# Excerpted text
>> START
Now the energy function is computed that is basically a sum of
squared distance differences that is necessary to go from the
projected shape to the closest contour line within the image (i.e.,
points that have 0 distance value). This can be done quite
efficiently since the computed distance map of the current image is
already available and only the squared distance map values of the
current position to which the single shape points are projected
have to be summed. This registration method is done iteratively
until each shape point is assigned to a certain contour line point
and the energy function is minimal. Thus, each closed shape already
gives a rough local approximation of the current transformation.
Since shape patches are not as discriminative as textured patches,
there are still some outliers left after the self-verification
phase. Therefore, a voting scheme is added similar to the one of
the point-based agents (see FIG. 5). Each self-verified shape
checks whether the neighboring shapes are identified as expected
with respect to the pose computed. Normally, two to three
self-verified shapes in a local neighborhood are enough to
establish a correct matching. Finally, the method directly returns
a pose hypothesis and a confidence value that is related to the
energy functions of the matched entities.
Description of the Preferred Embodiments of the Agent
Communication
[0058] In order to get the final pose of the object in the current
image, the agents must communicate with each other and share pose
hypothesis and confidence values about the computed poses. This is
necessary since the computed poses are mainly local and therefore
only rough approximations of the real pose. In order to do so, the
agents must know their relative position to each other and the
visibility of the agents under different rough poses. The relative
position is given in 3D coordinates (X,Y,Z). The local poses are
given by a 3D rotation matrix R and a 3D translation vector T. To
compute the visibility of the different agents, a sphere is
constructed around the object and divided into different coarse
viewing sectors. Given an agent and its position on the object,
rays are emitted from the agent position to every direction. The
sectors that intersect with the emitted rays before the ray hits
the object are taken as the sectors under which the agent is
detectable.
>> END
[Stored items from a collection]
>> START
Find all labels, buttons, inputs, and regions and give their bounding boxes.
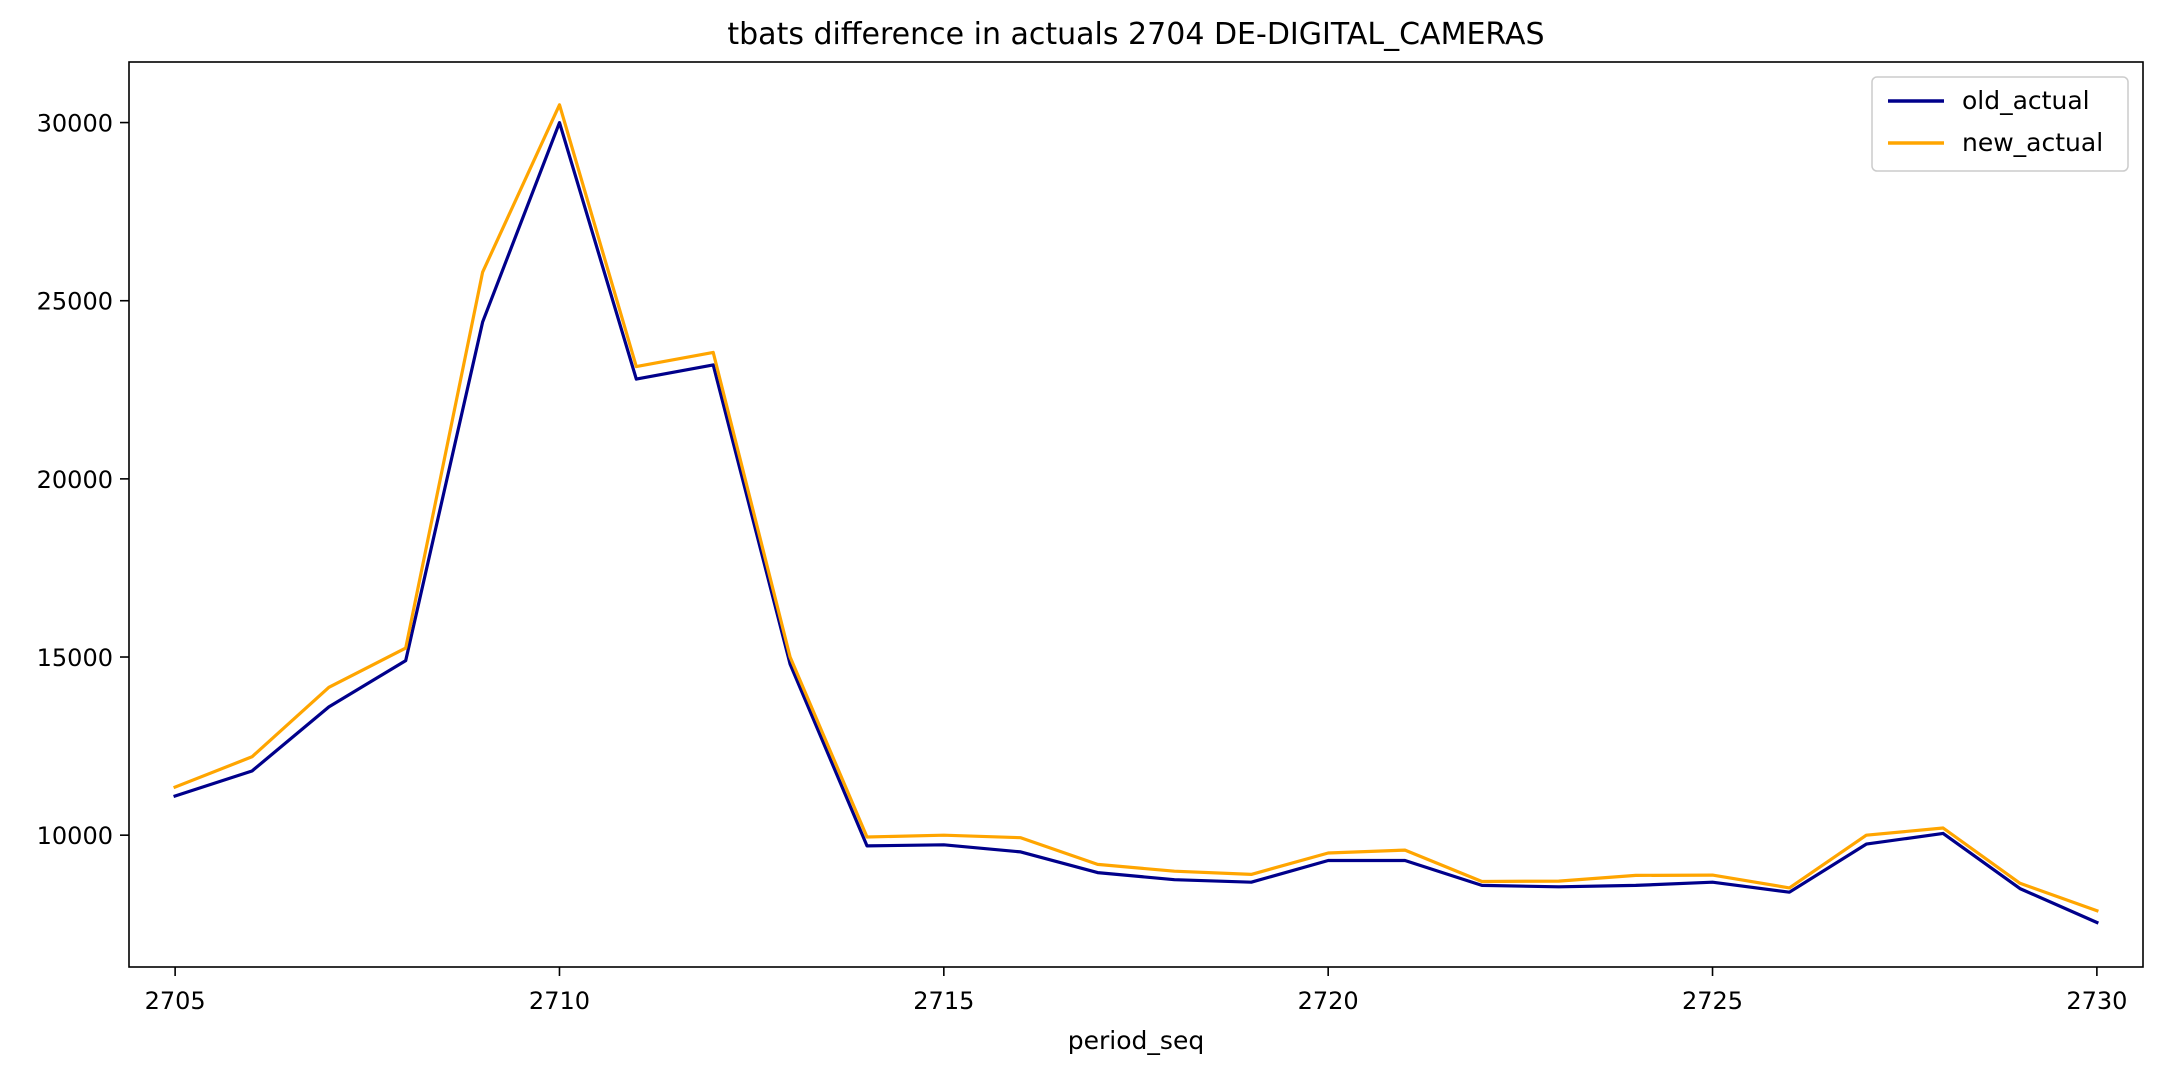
legend-label-new-actual: new_actual bbox=[1962, 128, 2103, 157]
x-axis: 2705 2710 2715 2720 2725 2730 bbox=[145, 967, 2127, 1015]
y-tick-label-10000: 10000 bbox=[37, 822, 113, 850]
series-line-old-actual bbox=[173, 120, 2100, 925]
y-tick-label-20000: 20000 bbox=[37, 466, 113, 494]
plot-area bbox=[128, 61, 2144, 968]
y-axis: 10000 15000 20000 25000 30000 bbox=[37, 110, 129, 850]
series-line-new-actual bbox=[173, 103, 2099, 913]
x-tick-label-2705: 2705 bbox=[145, 987, 206, 1015]
series-layer bbox=[173, 103, 2100, 925]
y-tick-label-30000: 30000 bbox=[37, 110, 113, 138]
x-tick-label-2730: 2730 bbox=[2066, 987, 2127, 1015]
y-tick-label-15000: 15000 bbox=[37, 644, 113, 672]
legend-label-old-actual: old_actual bbox=[1962, 86, 2090, 115]
x-tick-label-2725: 2725 bbox=[1682, 987, 1743, 1015]
x-axis-label: period_seq bbox=[1068, 1026, 1204, 1055]
legend: old_actual new_actual bbox=[1871, 76, 2129, 172]
y-tick-label-25000: 25000 bbox=[37, 288, 113, 316]
x-tick-label-2720: 2720 bbox=[1298, 987, 1359, 1015]
x-tick-label-2710: 2710 bbox=[529, 987, 590, 1015]
plot-frame bbox=[128, 61, 2144, 968]
chart-title: tbats difference in actuals 2704 DE-DIGI… bbox=[727, 17, 1544, 52]
x-tick-label-2715: 2715 bbox=[913, 987, 974, 1015]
>> END
# To do
(1) Answer these questions from the excerpt on agent-based pose estimation:
(a) Which values are summed to compute the energy function?
(b) Normally, how many self-verified shapes in a local neighborhood are enough to establish a correct matching?
(c) How are the local poses given?
(2) Extend the excerpt on agent-based pose estimation, starting after its final sentence.
The items are separate material, apart from the excerpt on agent-based pose estimation.

# Answers provided
(1)
(a) The squared distance map values at the current positions to which the single shape points are projected.
(b) Two to three.
(c) By a 3D rotation matrix R and a 3D translation vector T.

(2)
[0059] Given an agent A with a certain pose hypothesis, the pose
hypothesis is first converted into one of the viewing sectors. The
viewing sector directly returns a sorting criterion in which order
the other agents should be checked to verify the pose hypothesis of
agent A and to refine it (the agents are sorted according to their
closeness to the viewing sector that is related to the pose
hypothesis of agent A). If several agents give pose hypotheses at
the same time, the corresponding confidence values influence the
sorting according to how confident the agents are about their
computed pose. The more confident agents therefore have a higher
influence on the order in which the agents are investigated. If
they are equally confident, they vote for the viewing sector they
believe they are in and the viewing sector with the most votes is
taken first.
[0060] For simplicity, let the agent that delivers the pose
hypothesis with the highest confidence value be denoted as "agent
A". Then, the first agent from the sorted list of agents (sorted
according to the pose hypothesis of agent A) is taken (this agent
is called "agent B"), its relative position to agent A is projected
into the current image with the pose hypothesis of agent A and the
neighborhood of this projected location is investigated to find an
occurrence of agent B. If agent B can confirm the pose hypothesis
of agent A (i.e., if agent B is detected at the predicted
position), the pose hypothesis is refined by taking into account
the output of both agents A and B, and their common confidence
value is increased. If the pose hypothesis cannot be confirmed, the
second from the sorted list of agents is taken (this agent is
called "agent C") to confirm the pose hypothesis of agent A. At the
same time, the confidence value of the agent A is decreased. This
procedure is continued with all the agents from the list until the
confidence value of agent A is lower than the confidence value of
one of the other agents (this agent is called "agent X"). If the
confidence value of agent A is lower than the confidence value of
agent X, the procedure is continued with agent X delivering the
main pose hypothesis. In order to avoid checking the relation of
two agents several times although they are not consistent with each
other, a relation list is created in which it is listed whether the
relationship between two agents could be consistently established
or not. If not, this relation is not further investigated. If the
confidence value of one common pose exceeds a certain threshold,
this pose hypothesis is taken as the final global pose under which
the object is seen in the current image.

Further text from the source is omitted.